EXERCISE AIM
Return the records below line for line without any changes, leaving out the pictures.

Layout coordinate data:
** START **
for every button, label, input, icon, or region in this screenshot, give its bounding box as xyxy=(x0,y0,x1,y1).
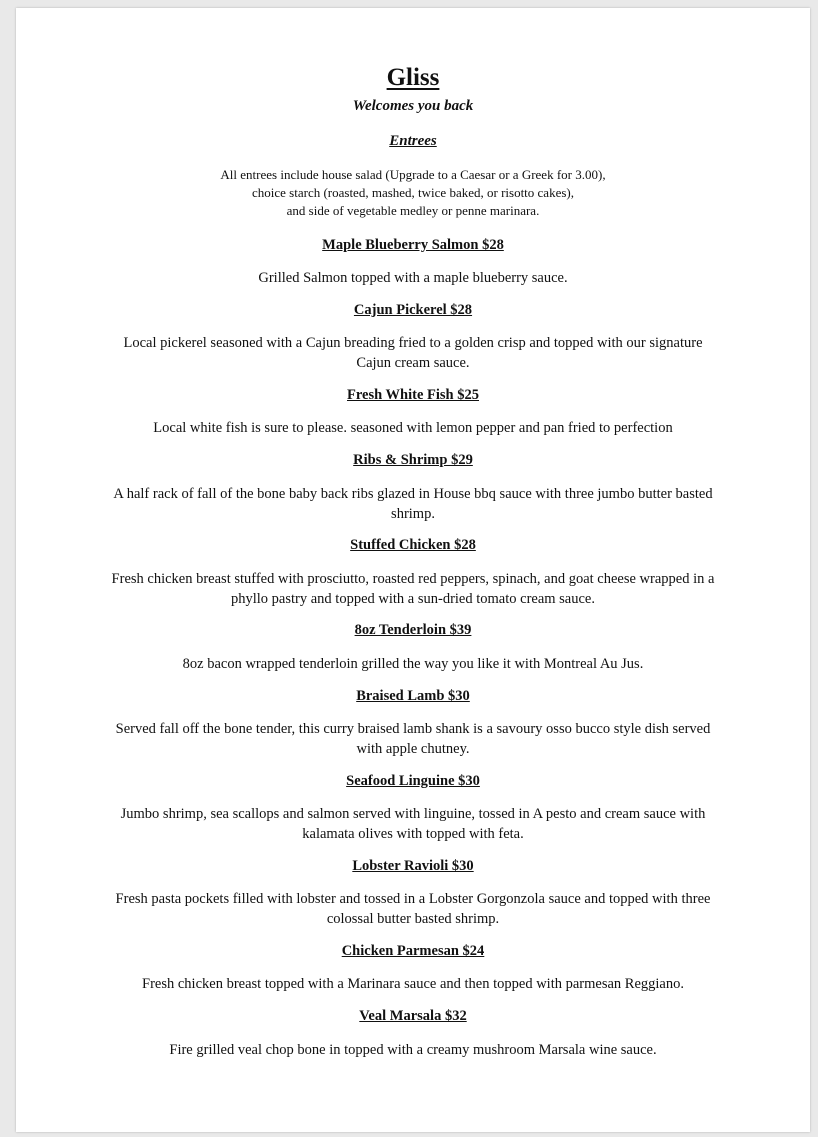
menu-item-name: Stuffed Chicken $28 xyxy=(350,537,476,553)
entrees-intro xyxy=(16,166,810,220)
menu-item-name: 8oz Tenderloin $39 xyxy=(354,622,472,638)
intro-line: All entrees include house salad (Upgrade to a Caesar or a Greek for 3.00), xyxy=(220,167,606,182)
menu-item-name: Seafood Linguine $30 xyxy=(346,773,480,789)
menu-item-description: Fresh chicken breast stuffed with prosciutto, roasted red peppers, spinach, and goat cheese wrapped in a phyllo pastry and topped with a sun-dried tomato cream sauce. xyxy=(111,571,715,607)
restaurant-title: Gliss xyxy=(386,64,440,91)
menu-item-description: Fresh pasta pockets filled with lobster and tossed in a Lobster Gorgonzola sauce and topped with three colossal butter basted shrimp. xyxy=(115,891,711,927)
intro-line: choice starch (roasted, mashed, twice baked, or risotto cakes), xyxy=(252,185,574,200)
menu-item-name: Fresh White Fish $25 xyxy=(347,387,479,403)
menu-item-name: Cajun Pickerel $28 xyxy=(353,302,473,318)
section-heading-entrees: Entrees xyxy=(389,133,437,149)
menu-item-description: A half rack of fall of the bone baby back ribs glazed in House bbq sauce with three jumbo butter basted shrimp. xyxy=(113,486,713,522)
menu-item-description: Grilled Salmon topped with a maple blueberry sauce. xyxy=(258,270,568,286)
menu-page xyxy=(16,8,810,1132)
menu-item-name: Lobster Ravioli $30 xyxy=(352,858,474,874)
menu-item-description: Local white fish is sure to please. seasoned with lemon pepper and pan fried to perfection xyxy=(153,420,673,436)
menu-item-description: Fresh chicken breast topped with a Marinara sauce and then topped with parmesan Reggiano. xyxy=(142,976,684,992)
menu-item-name: Ribs & Shrimp $29 xyxy=(353,452,473,468)
menu-item-description: 8oz bacon wrapped tenderloin grilled the way you like it with Montreal Au Jus. xyxy=(182,656,644,672)
menu-item-name: Chicken Parmesan $24 xyxy=(341,943,485,959)
menu-item-name: Braised Lamb $30 xyxy=(356,688,470,704)
welcome-subtitle: Welcomes you back xyxy=(352,98,474,114)
intro-line: and side of vegetable medley or penne marinara. xyxy=(286,203,540,218)
menu-item-description: Local pickerel seasoned with a Cajun breading fried to a golden crisp and topped with our signature Cajun cream sauce. xyxy=(123,335,703,371)
menu-item-name: Veal Marsala $32 xyxy=(359,1008,467,1024)
menu-item-description: Fire grilled veal chop bone in topped with a creamy mushroom Marsala wine sauce. xyxy=(169,1042,657,1058)
menu-item-description: Jumbo shrimp, sea scallops and salmon served with linguine, tossed in A pesto and cream sauce with kalamata olives with topped with feta. xyxy=(120,806,706,842)
menu-item-name: Maple Blueberry Salmon $28 xyxy=(322,237,504,253)
menu-item-description: Served fall off the bone tender, this curry braised lamb shank is a savoury osso bucco style dish served with apple chutney. xyxy=(115,721,711,757)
** END **
OUTPUT OF THE EXERCISE
for every button, label, input, icon, or region in this screenshot, give its bounding box as xyxy=(x0,y0,x1,y1).
menu-item-name: Stuffed Chicken $28 xyxy=(350,537,476,553)
entrees-intro xyxy=(16,166,810,220)
menu-item-name: 8oz Tenderloin $39 xyxy=(354,622,472,638)
intro-line: All entrees include house salad (Upgrade to a Caesar or a Greek for 3.00), xyxy=(220,167,606,182)
menu-item-name: Seafood Linguine $30 xyxy=(346,773,480,789)
menu-item-description: Fresh chicken breast stuffed with prosciutto, roasted red peppers, spinach, and goat cheese wrapped in a phyllo pastry and topped with a sun-dried tomato cream sauce. xyxy=(111,571,715,607)
restaurant-title: Gliss xyxy=(386,64,440,91)
menu-item-description: Fresh pasta pockets filled with lobster and tossed in a Lobster Gorgonzola sauce and topped with three colossal butter basted shrimp. xyxy=(115,891,711,927)
intro-line: choice starch (roasted, mashed, twice baked, or risotto cakes), xyxy=(252,185,574,200)
menu-item-name: Fresh White Fish $25 xyxy=(347,387,479,403)
menu-item-name: Cajun Pickerel $28 xyxy=(353,302,473,318)
section-heading-entrees: Entrees xyxy=(389,133,437,149)
menu-item-description: A half rack of fall of the bone baby back ribs glazed in House bbq sauce with three jumbo butter basted shrimp. xyxy=(113,486,713,522)
menu-item-description: Grilled Salmon topped with a maple blueberry sauce. xyxy=(258,270,568,286)
menu-page xyxy=(16,8,810,1132)
menu-item-name: Lobster Ravioli $30 xyxy=(352,858,474,874)
menu-item-description: Local white fish is sure to please. seasoned with lemon pepper and pan fried to perfection xyxy=(153,420,673,436)
menu-item-description: Fresh chicken breast topped with a Marinara sauce and then topped with parmesan Reggiano. xyxy=(142,976,684,992)
menu-item-name: Ribs & Shrimp $29 xyxy=(353,452,473,468)
menu-item-description: 8oz bacon wrapped tenderloin grilled the way you like it with Montreal Au Jus. xyxy=(182,656,644,672)
menu-item-name: Chicken Parmesan $24 xyxy=(341,943,485,959)
menu-item-name: Braised Lamb $30 xyxy=(356,688,470,704)
welcome-subtitle: Welcomes you back xyxy=(352,98,474,114)
intro-line: and side of vegetable medley or penne marinara. xyxy=(286,203,540,218)
menu-item-description: Local pickerel seasoned with a Cajun breading fried to a golden crisp and topped with our signature Cajun cream sauce. xyxy=(123,335,703,371)
menu-item-name: Veal Marsala $32 xyxy=(359,1008,467,1024)
menu-item-description: Fire grilled veal chop bone in topped with a creamy mushroom Marsala wine sauce. xyxy=(169,1042,657,1058)
menu-item-description: Jumbo shrimp, sea scallops and salmon served with linguine, tossed in A pesto and cream sauce with kalamata olives with topped with feta. xyxy=(120,806,706,842)
menu-item-name: Maple Blueberry Salmon $28 xyxy=(322,237,504,253)
menu-item-description: Served fall off the bone tender, this curry braised lamb shank is a savoury osso bucco style dish served with apple chutney. xyxy=(115,721,711,757)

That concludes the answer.